* [Tasks for this exercise]
1: Transcribe the part of the 2018 U.S. Olympic Team text between "Beginning at 11" and "Olympic Winter Games.", inclusive.
2: Say whether each statement agrees with the 2018 U.S. Olympic Team text, answering yes or no and quoting the deciding words: (a) Heather Bergsma won 2017 world championship gold medals in the 1,000 and 1,500. (b) NBCUniversal's coverage begins at 11 p.m. ET on Feb. 8. (c) Mixed doubles curling will be contested at the Games for the first time.

* [Page excerpt]
Team USA includes 46 reigning world medalists, including 30 world champions, highlighted by long track speedskater Heather Bergsma, who won 2017 world championship gold medals in the 1,000 and 1,500, and bronze in mass start, which makes its Olympic debut for both men and women in PyeongChang.

Four additional events will be contested at the Games for the first time, including an alpine skiing team event and mixed doubles curling, plus men’s and women’s snowboarding big air

Beginning at 11 p.m. ET on Feb. 7, NBCUniversal will present more than 2,400 hours of coverage across NBC, NBCSN, CNBC, USA Network, the Olympic Channel: Home of Team USA, NBCOlympics.com and the NBC Sports app – the most ever for a Olympic Winter Games.

Click here to view the full 2018 U.S. Olympic Team roster by sport and state (athletes’ recognized hometowns).

Follow Team USA

Team USA fans can follow the 2018 U.S. Olympic Team at TeamUSA.org/2018Olympics and across Team USA’s social channels on Facebook, Twitter, Instagram, Snapchat and YouTube. The U.S. Olympic Team microsite will offer Team USA results from the Olympic Winter Games, as well as athlete biographies, sport previews, a history book (published the week of Jan. 29), competition schedules, and facts and figures about the U.S. delegation.

* [Study material]
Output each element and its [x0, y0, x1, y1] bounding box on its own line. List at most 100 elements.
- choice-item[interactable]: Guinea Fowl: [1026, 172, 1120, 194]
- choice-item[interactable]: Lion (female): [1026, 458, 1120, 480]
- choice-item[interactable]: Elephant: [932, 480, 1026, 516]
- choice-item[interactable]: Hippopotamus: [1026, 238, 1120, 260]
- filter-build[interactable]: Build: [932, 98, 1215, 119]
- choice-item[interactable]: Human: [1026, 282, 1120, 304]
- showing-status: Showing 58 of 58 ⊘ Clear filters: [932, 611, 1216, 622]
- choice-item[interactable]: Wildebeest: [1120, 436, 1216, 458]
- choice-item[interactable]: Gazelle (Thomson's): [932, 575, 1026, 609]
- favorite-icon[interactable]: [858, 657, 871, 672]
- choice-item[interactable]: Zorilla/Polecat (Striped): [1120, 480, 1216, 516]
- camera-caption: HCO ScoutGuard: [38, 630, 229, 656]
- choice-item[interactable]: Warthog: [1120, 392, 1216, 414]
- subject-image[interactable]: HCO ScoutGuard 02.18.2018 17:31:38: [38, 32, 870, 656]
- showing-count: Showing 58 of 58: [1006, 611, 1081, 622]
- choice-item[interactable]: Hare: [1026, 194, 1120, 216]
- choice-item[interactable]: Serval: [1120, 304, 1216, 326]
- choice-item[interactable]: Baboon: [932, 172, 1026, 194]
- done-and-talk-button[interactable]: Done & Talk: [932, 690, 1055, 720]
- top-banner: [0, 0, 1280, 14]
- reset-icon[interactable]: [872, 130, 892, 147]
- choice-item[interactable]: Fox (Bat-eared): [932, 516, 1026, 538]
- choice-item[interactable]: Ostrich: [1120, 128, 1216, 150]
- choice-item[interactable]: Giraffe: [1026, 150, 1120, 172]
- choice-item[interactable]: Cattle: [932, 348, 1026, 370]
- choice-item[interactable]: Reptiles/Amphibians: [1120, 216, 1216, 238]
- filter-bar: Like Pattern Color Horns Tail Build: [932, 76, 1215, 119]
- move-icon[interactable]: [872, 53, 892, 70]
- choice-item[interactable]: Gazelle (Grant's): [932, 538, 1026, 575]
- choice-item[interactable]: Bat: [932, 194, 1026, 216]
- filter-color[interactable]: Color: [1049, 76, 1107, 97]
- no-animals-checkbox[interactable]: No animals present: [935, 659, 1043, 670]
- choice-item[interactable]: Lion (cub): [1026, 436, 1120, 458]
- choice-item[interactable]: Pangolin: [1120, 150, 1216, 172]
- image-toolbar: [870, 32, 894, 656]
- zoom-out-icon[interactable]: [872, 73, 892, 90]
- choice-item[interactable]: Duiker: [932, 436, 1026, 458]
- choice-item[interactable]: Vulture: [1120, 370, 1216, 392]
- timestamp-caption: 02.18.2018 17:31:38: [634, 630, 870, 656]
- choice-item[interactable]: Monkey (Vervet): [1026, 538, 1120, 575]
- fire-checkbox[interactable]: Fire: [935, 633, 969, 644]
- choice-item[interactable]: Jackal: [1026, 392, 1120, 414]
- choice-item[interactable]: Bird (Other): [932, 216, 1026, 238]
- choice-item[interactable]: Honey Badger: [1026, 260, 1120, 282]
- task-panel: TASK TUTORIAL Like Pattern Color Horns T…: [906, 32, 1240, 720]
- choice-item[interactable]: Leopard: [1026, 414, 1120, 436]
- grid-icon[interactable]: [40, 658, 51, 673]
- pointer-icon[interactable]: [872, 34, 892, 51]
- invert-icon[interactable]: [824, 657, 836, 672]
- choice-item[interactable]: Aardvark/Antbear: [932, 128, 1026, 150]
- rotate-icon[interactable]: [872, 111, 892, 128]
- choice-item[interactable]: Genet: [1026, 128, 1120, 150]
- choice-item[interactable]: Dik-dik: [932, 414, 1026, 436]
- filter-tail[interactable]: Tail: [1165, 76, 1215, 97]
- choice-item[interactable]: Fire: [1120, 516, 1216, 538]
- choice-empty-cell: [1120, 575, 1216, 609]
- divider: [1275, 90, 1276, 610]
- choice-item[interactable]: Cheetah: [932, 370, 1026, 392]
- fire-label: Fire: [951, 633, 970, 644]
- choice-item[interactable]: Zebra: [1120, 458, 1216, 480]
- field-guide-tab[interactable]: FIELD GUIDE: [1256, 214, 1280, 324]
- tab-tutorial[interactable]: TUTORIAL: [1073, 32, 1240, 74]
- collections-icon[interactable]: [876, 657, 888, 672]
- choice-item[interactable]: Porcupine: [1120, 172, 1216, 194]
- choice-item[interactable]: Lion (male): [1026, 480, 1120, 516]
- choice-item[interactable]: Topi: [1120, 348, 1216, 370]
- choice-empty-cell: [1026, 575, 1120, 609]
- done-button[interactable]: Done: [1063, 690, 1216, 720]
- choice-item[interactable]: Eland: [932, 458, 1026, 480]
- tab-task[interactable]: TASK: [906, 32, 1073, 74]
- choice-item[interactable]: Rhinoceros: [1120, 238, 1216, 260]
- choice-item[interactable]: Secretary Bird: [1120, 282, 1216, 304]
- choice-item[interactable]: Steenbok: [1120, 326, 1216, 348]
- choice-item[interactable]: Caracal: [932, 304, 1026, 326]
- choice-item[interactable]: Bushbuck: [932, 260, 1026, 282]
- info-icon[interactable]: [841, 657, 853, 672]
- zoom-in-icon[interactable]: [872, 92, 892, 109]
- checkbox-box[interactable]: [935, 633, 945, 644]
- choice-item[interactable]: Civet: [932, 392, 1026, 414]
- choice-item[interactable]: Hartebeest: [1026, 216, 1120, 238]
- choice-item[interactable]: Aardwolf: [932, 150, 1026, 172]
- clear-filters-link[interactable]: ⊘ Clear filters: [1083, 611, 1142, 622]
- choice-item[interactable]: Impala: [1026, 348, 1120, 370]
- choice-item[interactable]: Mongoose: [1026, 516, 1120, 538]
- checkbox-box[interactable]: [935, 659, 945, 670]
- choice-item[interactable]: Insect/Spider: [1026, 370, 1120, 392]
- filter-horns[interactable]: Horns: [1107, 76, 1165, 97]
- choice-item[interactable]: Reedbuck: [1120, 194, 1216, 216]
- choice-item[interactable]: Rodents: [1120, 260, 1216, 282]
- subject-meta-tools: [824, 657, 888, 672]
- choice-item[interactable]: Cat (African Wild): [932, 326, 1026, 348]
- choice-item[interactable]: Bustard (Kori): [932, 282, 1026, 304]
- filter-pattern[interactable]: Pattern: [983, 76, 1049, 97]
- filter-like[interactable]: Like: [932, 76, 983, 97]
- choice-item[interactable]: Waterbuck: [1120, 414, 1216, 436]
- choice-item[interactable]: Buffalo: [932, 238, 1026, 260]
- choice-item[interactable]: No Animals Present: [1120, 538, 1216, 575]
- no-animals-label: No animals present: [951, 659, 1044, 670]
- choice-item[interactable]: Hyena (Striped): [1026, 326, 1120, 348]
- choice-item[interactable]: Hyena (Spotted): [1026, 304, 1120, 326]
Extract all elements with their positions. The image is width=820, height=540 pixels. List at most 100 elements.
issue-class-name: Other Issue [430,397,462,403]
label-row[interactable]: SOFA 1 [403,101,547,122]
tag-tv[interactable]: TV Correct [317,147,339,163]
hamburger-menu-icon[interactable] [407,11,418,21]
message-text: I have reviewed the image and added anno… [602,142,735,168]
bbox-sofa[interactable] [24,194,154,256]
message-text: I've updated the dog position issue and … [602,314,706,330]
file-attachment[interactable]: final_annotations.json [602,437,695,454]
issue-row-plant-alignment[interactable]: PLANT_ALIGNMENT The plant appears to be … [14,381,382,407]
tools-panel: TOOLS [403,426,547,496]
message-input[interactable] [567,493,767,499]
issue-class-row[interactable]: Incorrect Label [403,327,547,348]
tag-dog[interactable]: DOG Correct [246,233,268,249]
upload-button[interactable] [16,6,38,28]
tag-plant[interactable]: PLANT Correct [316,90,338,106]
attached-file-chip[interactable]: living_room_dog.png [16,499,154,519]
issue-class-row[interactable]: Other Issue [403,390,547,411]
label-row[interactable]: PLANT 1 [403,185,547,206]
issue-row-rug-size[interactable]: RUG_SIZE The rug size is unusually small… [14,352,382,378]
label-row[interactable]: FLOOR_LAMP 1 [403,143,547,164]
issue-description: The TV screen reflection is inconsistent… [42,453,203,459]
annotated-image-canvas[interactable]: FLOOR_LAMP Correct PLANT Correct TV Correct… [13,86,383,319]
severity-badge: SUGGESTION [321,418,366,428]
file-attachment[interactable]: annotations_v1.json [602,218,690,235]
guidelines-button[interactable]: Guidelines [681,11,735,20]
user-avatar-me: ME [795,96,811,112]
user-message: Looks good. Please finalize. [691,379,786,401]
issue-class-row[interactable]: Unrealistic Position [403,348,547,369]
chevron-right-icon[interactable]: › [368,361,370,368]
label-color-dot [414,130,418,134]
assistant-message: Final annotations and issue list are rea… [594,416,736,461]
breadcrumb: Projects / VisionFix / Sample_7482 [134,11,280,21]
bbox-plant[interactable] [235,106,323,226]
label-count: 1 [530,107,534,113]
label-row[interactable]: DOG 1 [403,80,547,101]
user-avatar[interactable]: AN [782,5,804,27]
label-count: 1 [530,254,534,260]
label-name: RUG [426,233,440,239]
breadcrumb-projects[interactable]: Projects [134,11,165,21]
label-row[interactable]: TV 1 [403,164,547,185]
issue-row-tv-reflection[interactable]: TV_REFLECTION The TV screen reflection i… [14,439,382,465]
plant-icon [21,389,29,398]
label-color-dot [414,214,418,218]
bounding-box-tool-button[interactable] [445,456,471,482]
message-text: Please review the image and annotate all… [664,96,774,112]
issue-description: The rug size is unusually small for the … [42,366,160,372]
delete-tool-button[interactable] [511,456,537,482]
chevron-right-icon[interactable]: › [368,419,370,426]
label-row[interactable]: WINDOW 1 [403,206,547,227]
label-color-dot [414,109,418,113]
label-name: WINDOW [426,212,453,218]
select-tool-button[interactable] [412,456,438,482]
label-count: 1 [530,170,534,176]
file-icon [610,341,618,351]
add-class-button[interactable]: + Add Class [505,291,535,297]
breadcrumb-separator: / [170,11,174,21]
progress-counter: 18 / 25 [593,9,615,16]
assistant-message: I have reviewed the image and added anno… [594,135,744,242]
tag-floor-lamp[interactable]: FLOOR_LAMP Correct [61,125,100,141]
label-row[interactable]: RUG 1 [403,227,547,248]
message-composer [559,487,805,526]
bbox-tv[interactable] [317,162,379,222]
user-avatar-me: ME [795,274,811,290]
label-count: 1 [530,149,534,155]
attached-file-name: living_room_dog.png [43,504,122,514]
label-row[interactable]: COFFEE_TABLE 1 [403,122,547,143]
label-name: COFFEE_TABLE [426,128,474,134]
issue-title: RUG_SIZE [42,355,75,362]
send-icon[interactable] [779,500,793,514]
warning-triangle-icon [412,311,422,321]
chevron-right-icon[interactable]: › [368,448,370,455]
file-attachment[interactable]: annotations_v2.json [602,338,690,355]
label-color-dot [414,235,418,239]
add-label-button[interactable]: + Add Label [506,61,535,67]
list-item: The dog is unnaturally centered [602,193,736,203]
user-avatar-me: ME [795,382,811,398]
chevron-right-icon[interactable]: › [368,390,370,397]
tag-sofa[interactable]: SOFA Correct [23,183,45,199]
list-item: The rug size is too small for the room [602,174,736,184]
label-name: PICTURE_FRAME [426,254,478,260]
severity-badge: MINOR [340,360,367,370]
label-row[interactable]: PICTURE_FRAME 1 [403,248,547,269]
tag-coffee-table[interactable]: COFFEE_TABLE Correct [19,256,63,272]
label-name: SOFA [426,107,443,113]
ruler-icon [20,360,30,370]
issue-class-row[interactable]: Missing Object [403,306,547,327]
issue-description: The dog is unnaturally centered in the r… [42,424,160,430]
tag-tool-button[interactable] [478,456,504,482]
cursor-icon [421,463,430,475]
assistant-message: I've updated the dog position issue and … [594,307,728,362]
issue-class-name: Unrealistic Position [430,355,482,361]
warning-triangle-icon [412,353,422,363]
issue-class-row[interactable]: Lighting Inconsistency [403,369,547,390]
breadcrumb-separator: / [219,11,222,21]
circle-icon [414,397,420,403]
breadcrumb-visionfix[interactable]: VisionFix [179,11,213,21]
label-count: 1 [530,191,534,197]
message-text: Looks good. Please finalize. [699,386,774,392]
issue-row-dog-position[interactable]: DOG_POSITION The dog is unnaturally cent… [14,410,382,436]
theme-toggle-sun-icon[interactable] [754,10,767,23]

* [Solutions in order]
1:
Beginning at 11 p.m. ET on Feb. 7, NBCUniversal will present more than 2,400 hours of coverage across NBC, NBCSN, CNBC, USA Network, the Olympic Channel: Home of Team USA, NBCOlympics.com and the NBC Sports app – the most ever for a Olympic Winter Games.

2:
(a) Yes: "won 2017 world championship gold medals in the 1,000 and 1,500"
(b) No: "Beginning at 11 p.m. ET on Feb. 7"
(c) Yes: "Four additional events will be contested at the Games for the first time, including an alpine skiing team event and mixed doubles curling"